Check every line of the data below for the string "series", and copy the ones that hold it.
····················
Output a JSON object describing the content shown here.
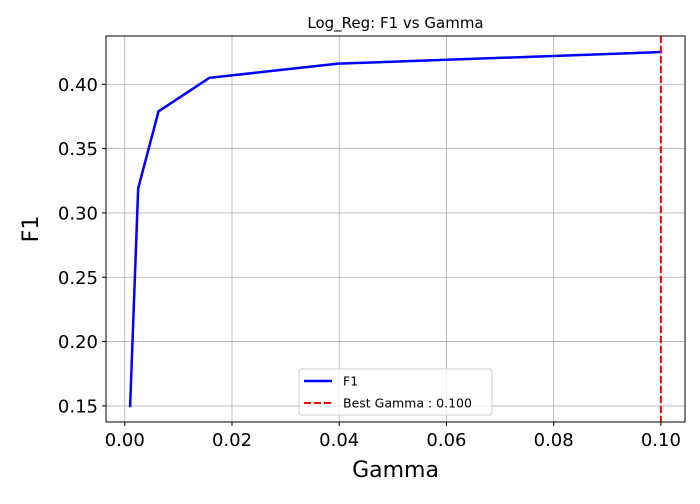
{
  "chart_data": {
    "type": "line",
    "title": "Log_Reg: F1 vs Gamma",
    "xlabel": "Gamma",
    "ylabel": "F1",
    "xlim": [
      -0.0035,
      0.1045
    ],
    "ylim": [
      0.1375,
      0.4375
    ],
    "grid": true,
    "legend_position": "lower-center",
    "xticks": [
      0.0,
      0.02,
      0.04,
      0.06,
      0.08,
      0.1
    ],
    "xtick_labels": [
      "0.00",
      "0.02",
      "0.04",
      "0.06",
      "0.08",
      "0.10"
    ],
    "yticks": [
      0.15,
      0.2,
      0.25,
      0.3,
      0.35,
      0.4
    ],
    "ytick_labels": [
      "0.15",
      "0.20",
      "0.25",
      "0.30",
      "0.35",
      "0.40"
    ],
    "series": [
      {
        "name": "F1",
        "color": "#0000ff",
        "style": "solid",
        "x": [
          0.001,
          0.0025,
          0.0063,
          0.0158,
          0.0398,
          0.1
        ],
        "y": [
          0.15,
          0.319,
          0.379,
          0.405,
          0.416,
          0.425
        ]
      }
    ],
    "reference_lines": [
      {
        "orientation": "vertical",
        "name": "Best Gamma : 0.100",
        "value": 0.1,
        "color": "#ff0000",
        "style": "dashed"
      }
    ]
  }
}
····················
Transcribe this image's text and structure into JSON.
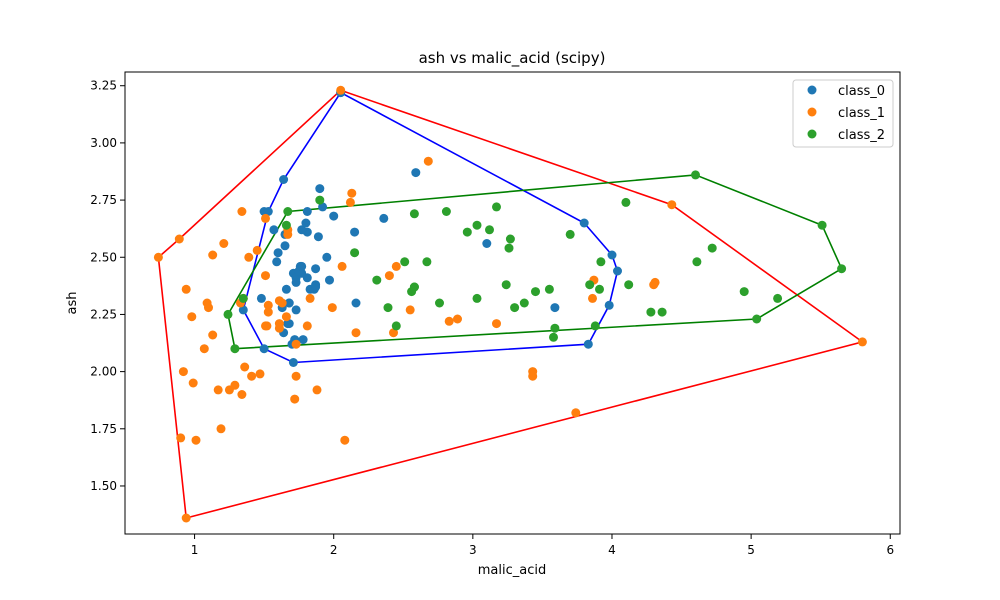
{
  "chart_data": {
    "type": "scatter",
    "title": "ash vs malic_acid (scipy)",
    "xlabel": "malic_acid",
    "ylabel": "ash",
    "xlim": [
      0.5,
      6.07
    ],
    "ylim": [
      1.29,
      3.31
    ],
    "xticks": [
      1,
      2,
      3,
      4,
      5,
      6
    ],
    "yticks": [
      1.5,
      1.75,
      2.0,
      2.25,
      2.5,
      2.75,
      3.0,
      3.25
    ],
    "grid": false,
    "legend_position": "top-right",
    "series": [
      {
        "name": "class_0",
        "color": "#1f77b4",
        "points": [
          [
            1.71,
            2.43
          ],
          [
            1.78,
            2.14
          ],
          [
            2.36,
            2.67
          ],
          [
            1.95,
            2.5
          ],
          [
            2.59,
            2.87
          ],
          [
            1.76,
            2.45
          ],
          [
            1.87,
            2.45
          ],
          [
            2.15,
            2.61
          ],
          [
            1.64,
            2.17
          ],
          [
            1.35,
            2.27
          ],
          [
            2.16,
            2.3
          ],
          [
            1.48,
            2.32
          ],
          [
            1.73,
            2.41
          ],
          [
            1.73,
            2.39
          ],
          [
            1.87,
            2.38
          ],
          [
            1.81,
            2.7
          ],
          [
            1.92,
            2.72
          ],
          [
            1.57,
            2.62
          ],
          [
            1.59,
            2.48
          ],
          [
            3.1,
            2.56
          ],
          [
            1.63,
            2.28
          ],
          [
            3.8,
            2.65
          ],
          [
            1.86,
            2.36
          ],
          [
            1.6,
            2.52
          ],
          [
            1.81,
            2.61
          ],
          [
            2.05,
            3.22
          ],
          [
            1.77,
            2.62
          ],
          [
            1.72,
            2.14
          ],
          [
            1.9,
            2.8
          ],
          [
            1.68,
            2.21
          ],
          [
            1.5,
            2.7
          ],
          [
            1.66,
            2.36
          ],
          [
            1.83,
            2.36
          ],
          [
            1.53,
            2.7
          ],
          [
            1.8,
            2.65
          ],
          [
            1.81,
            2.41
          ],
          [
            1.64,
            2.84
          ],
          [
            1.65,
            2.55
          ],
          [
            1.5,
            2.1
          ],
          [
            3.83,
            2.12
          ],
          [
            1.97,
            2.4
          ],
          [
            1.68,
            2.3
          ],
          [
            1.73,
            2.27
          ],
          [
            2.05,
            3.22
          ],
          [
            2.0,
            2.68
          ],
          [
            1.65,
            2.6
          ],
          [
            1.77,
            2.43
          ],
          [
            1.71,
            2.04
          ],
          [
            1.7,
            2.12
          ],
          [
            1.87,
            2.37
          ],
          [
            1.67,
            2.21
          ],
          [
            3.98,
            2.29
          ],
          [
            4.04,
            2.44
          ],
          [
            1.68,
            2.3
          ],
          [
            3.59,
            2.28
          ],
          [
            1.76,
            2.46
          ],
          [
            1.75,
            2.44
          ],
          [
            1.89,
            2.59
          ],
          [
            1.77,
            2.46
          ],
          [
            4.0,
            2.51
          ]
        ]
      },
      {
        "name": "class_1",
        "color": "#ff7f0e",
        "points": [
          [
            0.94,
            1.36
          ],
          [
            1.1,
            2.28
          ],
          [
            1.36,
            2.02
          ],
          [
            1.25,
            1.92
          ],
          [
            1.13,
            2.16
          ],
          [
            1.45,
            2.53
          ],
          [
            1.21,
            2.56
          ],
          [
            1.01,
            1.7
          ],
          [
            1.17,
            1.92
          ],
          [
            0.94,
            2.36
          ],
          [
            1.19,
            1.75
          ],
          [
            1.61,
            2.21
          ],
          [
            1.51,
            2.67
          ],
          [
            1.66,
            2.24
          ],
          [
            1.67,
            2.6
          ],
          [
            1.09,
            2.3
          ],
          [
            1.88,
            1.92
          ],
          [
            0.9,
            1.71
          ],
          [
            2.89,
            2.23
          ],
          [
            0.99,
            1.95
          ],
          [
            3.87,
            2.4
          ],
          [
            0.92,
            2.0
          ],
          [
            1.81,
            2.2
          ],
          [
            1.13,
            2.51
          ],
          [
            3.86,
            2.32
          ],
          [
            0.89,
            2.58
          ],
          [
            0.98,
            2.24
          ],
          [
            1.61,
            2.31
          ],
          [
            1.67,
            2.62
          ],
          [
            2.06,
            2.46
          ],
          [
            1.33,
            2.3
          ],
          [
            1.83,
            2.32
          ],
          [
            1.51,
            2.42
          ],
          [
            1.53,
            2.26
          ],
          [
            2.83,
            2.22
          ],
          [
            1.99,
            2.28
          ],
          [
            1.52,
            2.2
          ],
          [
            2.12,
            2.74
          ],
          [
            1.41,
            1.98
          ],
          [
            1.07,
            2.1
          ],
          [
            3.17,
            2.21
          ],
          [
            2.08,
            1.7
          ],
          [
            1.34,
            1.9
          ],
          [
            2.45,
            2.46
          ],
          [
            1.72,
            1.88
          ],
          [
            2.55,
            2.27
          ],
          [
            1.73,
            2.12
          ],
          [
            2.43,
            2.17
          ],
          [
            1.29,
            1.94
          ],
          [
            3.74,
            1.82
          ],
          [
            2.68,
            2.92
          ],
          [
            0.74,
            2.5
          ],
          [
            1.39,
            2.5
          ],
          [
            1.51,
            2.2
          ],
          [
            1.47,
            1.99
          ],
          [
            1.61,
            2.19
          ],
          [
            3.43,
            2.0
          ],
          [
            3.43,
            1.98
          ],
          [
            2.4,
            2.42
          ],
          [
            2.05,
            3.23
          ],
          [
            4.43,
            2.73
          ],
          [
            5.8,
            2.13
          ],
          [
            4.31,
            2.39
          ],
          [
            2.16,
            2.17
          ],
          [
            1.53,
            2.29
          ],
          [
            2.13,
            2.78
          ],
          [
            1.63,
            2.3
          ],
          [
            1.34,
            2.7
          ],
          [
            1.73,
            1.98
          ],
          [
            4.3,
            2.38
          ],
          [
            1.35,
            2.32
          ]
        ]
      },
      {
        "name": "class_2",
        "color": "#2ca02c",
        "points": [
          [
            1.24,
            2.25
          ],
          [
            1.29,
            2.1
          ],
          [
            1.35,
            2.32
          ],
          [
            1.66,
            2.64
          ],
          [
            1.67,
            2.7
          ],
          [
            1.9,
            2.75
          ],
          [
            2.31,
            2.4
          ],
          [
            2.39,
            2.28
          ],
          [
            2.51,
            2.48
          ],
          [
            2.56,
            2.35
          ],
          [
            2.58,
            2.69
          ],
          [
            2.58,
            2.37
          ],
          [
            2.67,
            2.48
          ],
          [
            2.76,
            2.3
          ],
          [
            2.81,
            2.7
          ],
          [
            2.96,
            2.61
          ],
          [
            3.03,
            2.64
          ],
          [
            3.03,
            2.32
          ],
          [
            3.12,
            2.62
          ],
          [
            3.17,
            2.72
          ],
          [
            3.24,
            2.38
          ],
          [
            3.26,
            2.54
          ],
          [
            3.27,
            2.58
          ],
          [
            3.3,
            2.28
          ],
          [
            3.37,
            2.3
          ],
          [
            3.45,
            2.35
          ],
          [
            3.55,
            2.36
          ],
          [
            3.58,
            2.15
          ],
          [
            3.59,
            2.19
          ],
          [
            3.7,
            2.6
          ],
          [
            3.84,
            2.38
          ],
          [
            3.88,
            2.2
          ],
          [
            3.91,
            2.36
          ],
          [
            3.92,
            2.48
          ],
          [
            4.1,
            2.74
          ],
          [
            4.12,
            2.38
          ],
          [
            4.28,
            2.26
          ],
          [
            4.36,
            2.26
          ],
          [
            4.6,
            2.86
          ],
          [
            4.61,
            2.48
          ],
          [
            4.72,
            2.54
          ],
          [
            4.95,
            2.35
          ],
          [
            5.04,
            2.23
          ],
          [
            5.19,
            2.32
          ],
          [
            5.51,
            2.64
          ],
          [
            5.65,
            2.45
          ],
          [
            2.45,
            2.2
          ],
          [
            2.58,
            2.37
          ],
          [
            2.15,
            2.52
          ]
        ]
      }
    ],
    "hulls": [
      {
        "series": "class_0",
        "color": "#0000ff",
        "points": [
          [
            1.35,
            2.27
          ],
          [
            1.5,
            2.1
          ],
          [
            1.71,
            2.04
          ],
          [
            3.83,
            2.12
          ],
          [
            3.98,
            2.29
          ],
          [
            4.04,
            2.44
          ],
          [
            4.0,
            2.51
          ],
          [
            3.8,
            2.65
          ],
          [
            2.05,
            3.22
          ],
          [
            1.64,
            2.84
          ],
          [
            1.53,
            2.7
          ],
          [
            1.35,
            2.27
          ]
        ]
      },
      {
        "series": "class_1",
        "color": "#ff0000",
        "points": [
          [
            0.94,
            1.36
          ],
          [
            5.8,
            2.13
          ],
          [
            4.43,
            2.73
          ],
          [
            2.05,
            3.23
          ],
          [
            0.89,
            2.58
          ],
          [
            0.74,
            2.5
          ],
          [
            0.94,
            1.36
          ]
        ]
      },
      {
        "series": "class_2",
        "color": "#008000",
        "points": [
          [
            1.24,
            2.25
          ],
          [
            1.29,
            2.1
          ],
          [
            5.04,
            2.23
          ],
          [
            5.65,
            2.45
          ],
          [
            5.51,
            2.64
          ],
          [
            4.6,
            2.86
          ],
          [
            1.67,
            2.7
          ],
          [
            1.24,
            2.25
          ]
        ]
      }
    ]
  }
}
····················
◆ CORRECT RESPONSE:
    "series": [
    "series": [
        "series": "class_0",
        "series": "class_1",
        "series": "class_2",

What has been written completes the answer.